■ **Given records**
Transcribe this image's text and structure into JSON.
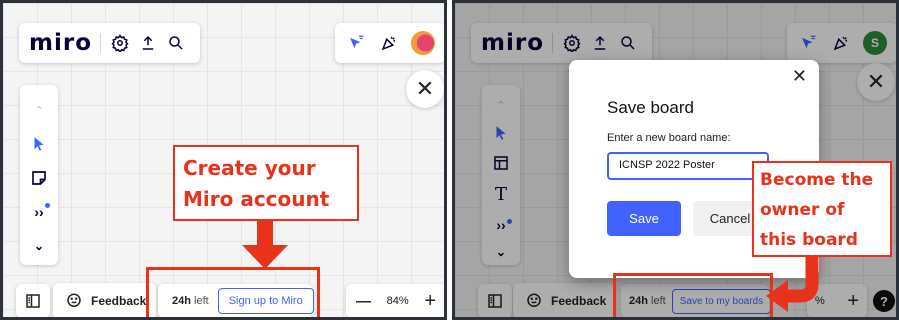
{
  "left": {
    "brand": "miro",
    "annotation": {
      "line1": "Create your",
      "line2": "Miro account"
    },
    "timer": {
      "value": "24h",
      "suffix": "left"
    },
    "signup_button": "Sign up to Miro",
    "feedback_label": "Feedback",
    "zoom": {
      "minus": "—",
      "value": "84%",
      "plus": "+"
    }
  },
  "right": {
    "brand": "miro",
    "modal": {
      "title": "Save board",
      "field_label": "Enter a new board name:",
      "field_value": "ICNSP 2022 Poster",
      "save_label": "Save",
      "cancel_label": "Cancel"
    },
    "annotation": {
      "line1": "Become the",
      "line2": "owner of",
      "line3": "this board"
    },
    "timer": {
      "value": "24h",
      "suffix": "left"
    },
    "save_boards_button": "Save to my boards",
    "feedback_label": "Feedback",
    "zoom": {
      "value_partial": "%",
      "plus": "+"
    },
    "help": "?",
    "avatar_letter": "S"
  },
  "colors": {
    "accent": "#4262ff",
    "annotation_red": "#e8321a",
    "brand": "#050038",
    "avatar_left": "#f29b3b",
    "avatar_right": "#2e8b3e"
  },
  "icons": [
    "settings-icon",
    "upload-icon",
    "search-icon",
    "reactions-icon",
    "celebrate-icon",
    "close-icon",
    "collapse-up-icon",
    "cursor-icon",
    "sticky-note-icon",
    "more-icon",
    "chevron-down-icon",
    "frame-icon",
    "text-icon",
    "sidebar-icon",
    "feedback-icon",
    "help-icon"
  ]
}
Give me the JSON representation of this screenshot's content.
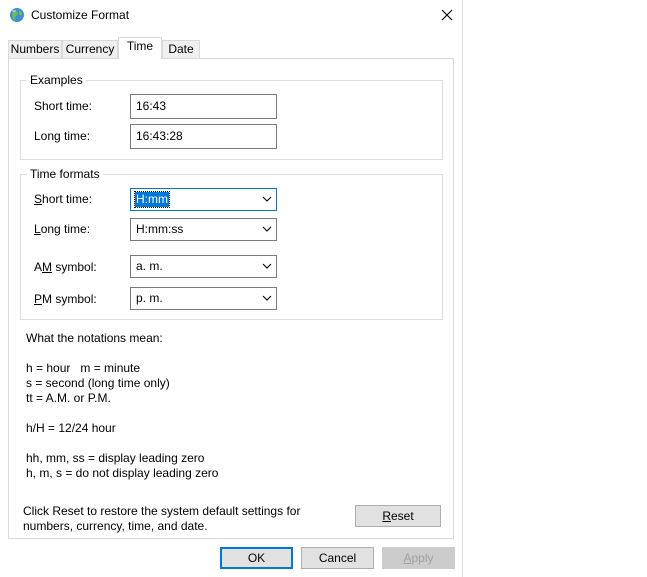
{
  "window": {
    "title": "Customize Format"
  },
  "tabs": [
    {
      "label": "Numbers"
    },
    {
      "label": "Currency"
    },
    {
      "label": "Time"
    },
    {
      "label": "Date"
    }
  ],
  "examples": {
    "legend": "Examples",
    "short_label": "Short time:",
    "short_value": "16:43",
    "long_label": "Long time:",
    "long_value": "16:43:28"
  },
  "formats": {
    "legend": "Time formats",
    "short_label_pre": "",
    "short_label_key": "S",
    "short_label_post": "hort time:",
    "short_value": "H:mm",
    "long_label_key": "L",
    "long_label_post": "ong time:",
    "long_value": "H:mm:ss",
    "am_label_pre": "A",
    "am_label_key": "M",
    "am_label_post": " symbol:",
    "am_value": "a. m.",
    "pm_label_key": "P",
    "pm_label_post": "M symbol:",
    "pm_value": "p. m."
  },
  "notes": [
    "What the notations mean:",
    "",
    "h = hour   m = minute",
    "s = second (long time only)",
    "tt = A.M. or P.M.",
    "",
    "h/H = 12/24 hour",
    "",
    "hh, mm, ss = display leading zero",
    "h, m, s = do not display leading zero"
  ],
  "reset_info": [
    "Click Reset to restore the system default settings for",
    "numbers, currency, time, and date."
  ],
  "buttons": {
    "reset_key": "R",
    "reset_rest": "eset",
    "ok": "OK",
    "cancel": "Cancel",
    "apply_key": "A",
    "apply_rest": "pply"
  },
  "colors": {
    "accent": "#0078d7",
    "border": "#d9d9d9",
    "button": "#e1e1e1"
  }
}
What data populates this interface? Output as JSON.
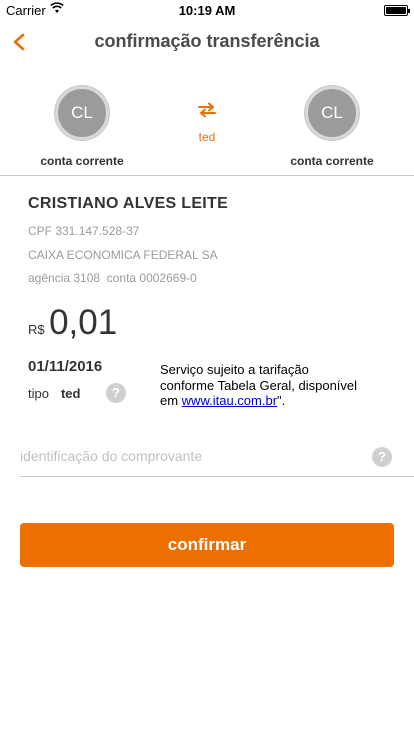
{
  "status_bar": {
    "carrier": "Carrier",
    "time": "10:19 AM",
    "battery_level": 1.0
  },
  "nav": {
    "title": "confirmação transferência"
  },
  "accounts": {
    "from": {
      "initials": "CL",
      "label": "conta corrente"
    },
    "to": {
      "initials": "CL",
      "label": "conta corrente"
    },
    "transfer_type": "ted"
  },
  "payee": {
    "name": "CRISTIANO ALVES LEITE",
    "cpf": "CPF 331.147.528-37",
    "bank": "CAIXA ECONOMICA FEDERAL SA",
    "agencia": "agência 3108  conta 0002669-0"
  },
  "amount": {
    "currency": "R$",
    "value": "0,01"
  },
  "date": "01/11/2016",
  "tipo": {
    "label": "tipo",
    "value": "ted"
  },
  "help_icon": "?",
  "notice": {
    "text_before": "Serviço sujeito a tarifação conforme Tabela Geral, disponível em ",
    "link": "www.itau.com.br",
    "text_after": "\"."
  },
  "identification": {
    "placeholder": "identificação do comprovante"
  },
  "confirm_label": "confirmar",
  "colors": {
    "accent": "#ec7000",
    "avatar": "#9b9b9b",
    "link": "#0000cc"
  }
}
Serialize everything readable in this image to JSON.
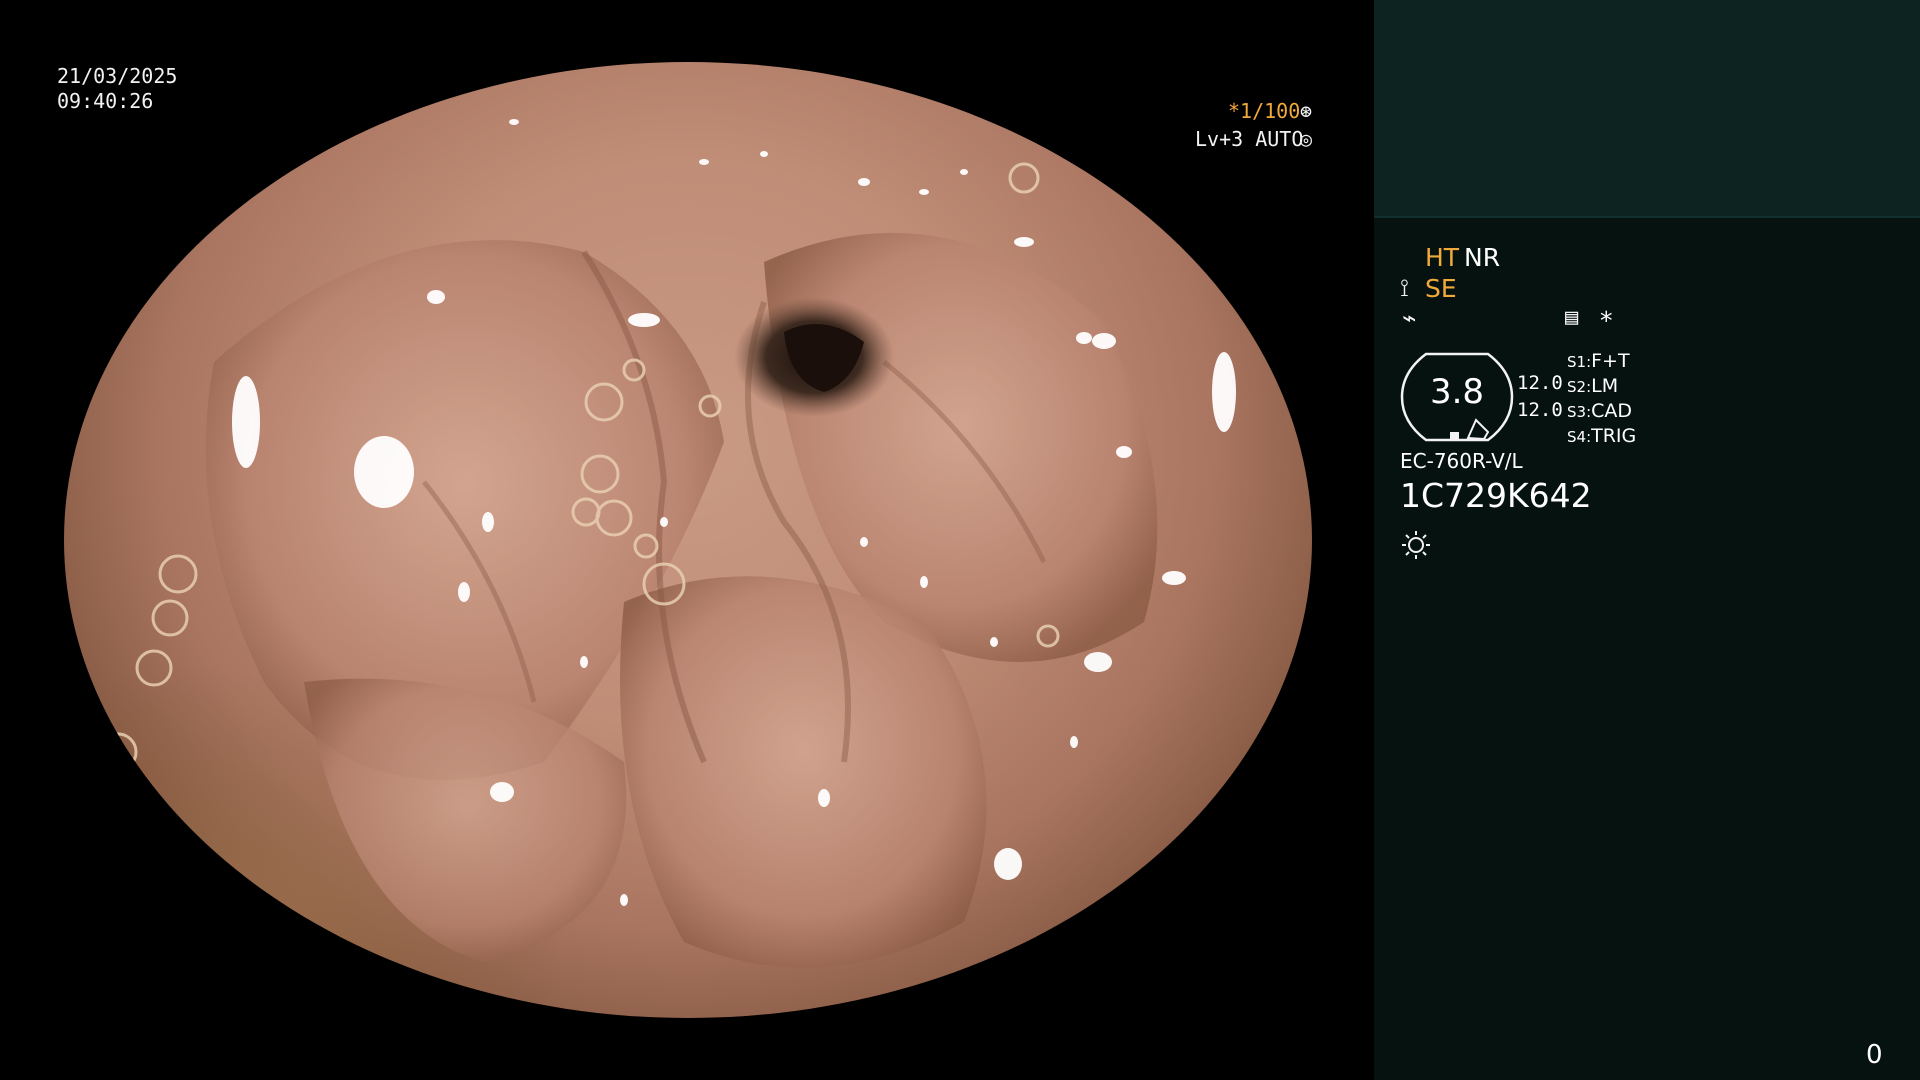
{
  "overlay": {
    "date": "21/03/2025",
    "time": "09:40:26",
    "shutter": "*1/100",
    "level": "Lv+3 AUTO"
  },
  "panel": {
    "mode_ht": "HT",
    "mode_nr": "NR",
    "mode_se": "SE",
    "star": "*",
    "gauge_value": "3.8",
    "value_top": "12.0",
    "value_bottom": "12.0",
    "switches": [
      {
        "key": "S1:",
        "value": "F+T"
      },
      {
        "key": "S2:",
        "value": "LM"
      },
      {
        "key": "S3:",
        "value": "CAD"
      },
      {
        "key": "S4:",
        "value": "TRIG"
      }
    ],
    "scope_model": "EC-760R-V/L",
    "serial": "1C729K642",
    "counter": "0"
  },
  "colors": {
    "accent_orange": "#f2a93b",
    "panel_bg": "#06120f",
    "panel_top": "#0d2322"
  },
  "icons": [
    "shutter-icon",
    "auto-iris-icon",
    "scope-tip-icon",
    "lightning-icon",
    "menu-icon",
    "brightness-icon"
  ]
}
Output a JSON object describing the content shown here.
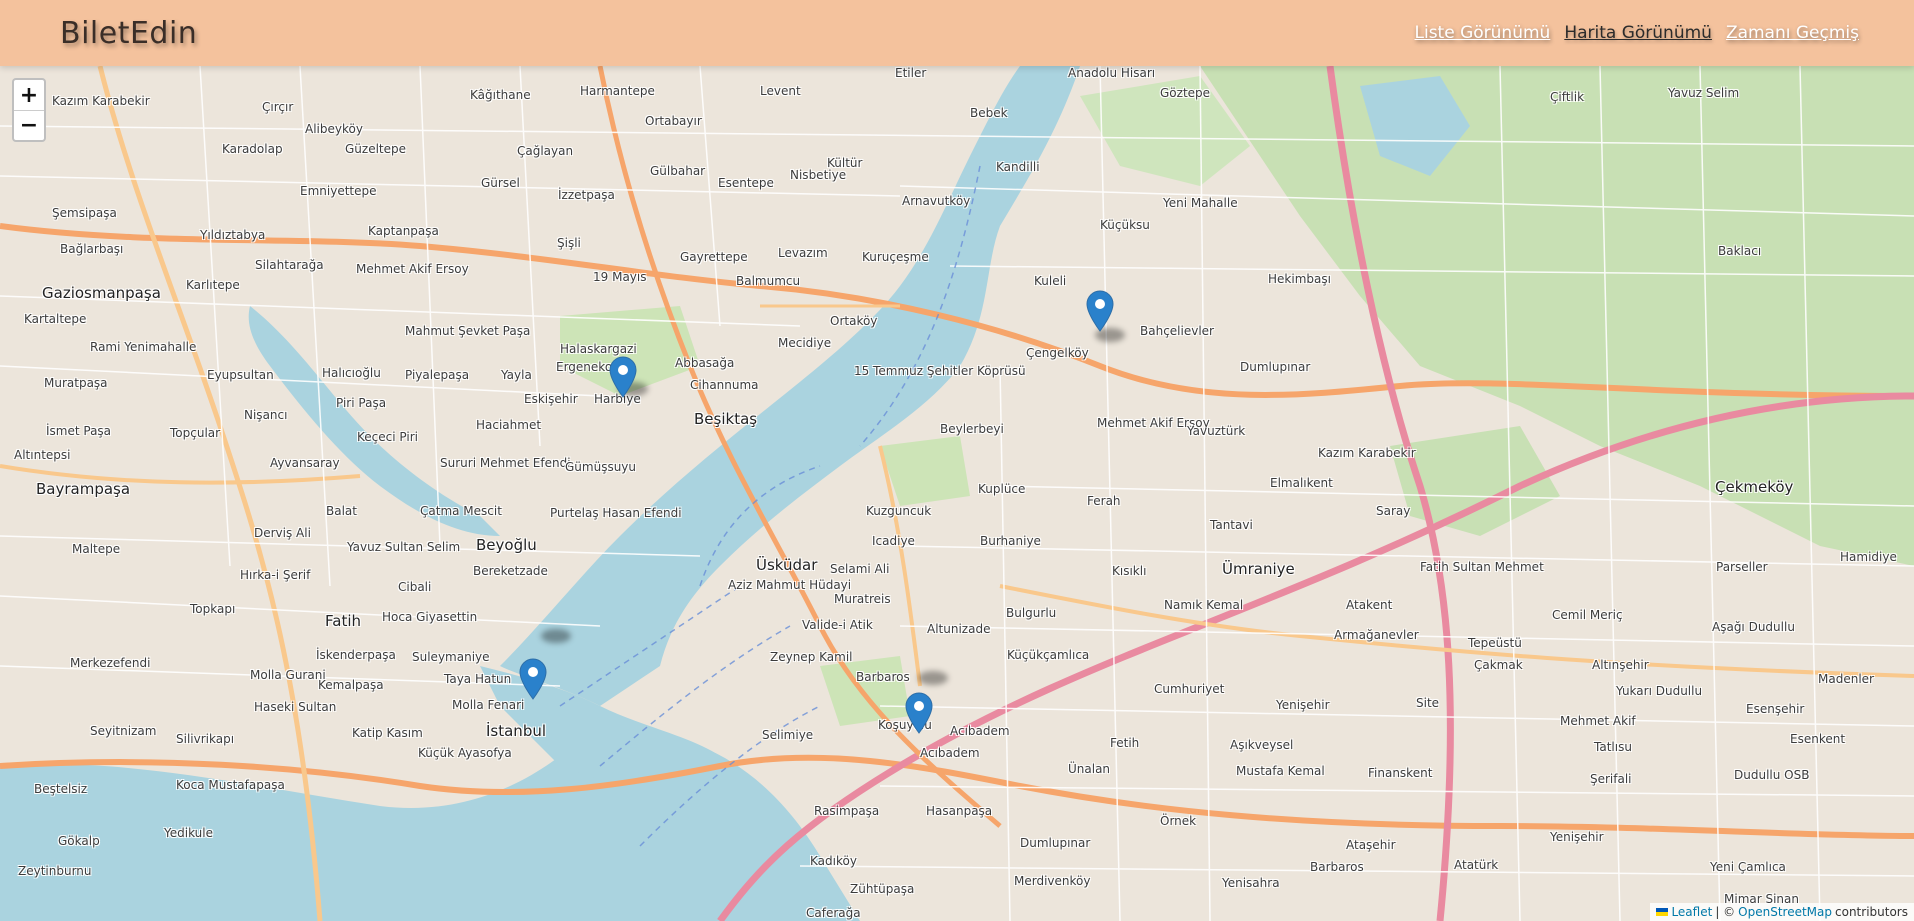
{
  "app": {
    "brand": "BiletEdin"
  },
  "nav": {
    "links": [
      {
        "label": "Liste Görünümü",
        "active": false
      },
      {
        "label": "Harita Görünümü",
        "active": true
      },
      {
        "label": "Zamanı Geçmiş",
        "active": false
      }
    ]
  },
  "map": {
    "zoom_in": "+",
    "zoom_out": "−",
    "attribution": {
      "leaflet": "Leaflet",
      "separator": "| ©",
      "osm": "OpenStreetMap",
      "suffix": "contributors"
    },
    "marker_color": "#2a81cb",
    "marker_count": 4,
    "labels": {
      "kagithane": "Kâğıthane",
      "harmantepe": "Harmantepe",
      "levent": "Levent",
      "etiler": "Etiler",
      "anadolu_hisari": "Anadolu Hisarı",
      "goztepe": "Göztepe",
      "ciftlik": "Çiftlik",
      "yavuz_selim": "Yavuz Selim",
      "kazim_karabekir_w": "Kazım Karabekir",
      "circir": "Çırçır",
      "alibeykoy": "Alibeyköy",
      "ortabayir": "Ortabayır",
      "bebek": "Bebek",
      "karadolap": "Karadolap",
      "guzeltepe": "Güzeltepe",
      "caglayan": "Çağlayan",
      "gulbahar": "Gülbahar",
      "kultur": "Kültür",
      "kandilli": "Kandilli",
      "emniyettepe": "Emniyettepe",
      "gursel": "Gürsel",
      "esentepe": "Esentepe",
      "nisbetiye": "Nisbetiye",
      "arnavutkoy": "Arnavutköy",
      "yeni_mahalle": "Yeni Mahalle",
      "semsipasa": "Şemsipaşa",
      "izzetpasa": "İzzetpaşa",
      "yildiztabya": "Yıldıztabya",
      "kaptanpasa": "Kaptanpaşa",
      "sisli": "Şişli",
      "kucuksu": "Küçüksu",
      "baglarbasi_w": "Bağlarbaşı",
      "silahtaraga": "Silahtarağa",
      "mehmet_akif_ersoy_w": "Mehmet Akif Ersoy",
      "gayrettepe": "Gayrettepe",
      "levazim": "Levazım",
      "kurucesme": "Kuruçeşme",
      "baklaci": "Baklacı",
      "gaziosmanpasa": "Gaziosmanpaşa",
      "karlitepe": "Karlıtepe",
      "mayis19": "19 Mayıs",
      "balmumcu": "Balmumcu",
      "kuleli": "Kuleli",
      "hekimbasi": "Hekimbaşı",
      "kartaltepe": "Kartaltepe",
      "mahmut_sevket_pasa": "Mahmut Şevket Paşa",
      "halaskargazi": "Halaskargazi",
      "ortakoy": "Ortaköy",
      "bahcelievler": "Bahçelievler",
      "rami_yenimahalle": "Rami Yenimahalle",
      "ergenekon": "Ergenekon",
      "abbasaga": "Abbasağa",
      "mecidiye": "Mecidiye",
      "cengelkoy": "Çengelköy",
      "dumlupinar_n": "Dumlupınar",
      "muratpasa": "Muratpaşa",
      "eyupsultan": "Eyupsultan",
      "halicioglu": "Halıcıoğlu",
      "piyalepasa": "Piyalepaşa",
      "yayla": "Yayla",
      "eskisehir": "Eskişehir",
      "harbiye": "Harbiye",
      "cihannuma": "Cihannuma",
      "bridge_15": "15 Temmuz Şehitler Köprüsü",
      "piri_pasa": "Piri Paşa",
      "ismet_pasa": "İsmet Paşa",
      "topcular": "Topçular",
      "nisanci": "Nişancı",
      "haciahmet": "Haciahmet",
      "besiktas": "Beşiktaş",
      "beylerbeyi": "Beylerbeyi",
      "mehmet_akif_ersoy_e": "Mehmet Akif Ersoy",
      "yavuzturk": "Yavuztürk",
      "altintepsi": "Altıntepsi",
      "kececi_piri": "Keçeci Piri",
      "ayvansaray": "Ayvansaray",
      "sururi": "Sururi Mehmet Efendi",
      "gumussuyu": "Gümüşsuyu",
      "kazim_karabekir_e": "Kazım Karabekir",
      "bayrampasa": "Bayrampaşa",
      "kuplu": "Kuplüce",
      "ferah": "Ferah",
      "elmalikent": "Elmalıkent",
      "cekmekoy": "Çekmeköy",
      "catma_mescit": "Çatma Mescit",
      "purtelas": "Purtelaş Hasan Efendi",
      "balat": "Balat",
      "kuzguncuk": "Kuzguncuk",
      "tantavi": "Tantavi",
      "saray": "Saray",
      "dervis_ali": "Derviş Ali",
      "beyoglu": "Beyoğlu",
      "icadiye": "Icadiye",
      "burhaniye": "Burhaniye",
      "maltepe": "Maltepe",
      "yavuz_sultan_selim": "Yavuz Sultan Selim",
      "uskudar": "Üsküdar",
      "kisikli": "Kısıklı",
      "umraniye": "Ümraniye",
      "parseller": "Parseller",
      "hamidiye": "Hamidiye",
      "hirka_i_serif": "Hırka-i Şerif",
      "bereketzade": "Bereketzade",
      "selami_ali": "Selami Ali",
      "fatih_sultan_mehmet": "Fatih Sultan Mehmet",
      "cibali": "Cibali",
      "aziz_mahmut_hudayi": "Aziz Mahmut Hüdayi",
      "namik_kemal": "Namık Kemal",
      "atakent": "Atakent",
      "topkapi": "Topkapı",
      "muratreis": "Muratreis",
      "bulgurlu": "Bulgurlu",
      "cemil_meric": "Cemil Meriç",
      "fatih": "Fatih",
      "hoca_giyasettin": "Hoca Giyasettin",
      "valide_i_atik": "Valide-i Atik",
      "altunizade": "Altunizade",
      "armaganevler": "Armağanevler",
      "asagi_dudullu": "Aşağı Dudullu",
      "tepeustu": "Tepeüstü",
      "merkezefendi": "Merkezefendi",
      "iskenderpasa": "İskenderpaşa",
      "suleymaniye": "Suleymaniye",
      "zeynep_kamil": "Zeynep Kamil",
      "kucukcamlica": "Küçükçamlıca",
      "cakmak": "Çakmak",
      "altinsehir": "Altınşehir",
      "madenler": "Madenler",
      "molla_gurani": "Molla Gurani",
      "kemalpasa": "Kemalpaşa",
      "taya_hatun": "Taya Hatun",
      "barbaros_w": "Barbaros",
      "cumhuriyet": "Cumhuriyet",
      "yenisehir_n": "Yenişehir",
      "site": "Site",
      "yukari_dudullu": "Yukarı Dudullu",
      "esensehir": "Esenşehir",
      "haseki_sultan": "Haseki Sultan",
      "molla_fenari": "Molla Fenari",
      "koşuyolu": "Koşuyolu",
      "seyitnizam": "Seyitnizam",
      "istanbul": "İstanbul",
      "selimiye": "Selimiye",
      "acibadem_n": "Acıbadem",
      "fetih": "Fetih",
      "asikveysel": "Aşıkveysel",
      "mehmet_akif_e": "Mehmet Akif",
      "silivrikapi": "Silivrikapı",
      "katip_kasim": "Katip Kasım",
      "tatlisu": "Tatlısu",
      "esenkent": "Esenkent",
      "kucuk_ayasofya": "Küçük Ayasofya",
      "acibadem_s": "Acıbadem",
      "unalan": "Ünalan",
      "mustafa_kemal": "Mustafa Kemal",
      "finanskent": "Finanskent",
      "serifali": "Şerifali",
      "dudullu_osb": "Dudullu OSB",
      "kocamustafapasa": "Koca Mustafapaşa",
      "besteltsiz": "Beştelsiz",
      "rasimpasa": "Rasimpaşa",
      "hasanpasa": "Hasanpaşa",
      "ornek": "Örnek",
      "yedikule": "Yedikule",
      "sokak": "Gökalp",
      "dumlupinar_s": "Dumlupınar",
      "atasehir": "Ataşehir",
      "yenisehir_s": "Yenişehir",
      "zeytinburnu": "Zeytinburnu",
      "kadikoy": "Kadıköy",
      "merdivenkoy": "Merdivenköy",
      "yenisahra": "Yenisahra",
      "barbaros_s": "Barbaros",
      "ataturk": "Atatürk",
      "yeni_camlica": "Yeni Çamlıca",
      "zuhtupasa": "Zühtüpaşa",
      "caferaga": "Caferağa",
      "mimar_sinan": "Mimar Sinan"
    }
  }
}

■ **Problem details**
Pull out every line of the records that includes the string "settings".

■ **Exercise result**
    "settings-icon",
    "Click Reset to restore the system default settings for",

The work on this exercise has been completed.